Where the word "penyebab" appears in a line below, copy the whole line.

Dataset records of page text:
[Start of section]

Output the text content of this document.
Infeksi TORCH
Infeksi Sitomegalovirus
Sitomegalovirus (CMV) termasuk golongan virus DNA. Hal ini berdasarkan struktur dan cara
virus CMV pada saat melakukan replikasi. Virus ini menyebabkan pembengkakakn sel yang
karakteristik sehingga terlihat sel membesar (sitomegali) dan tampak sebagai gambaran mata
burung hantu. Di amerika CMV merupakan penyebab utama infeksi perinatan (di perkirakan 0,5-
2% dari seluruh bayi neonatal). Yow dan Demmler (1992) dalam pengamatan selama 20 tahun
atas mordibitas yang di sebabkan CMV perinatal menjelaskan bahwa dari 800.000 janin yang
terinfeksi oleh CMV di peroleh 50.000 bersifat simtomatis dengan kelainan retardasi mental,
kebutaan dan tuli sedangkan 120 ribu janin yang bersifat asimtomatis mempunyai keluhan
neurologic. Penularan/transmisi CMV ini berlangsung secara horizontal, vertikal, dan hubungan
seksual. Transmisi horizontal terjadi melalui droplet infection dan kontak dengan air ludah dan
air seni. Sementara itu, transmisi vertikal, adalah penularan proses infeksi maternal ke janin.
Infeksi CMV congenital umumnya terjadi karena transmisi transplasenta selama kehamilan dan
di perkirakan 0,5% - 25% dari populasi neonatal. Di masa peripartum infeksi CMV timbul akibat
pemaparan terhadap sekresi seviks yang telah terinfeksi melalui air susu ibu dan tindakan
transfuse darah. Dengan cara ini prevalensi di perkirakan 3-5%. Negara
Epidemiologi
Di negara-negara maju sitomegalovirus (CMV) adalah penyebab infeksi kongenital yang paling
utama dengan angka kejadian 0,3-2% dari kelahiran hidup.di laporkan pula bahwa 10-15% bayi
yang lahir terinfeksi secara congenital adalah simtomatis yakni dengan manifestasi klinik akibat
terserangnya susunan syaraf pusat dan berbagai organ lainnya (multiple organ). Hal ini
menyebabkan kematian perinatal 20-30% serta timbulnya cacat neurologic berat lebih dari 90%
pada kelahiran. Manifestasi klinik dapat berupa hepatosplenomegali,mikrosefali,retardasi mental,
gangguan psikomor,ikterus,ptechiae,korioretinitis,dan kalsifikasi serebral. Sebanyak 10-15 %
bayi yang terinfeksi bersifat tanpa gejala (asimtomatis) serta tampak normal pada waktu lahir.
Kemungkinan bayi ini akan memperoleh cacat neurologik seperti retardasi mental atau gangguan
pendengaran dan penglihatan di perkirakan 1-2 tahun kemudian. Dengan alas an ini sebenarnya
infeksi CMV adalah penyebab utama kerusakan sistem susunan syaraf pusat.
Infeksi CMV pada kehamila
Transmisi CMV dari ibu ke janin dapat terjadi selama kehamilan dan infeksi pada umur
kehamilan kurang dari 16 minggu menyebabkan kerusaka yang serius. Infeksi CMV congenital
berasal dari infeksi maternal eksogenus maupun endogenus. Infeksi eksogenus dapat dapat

[End of section]

> _Answer box_
burung hantu. Di amerika CMV merupakan penyebab utama infeksi perinatan (di perkirakan 0,5-
Di negara-negara maju sitomegalovirus (CMV) adalah penyebab infeksi kongenital yang paling
infeksi CMV adalah penyebab utama kerusakan sistem susunan syaraf pusat.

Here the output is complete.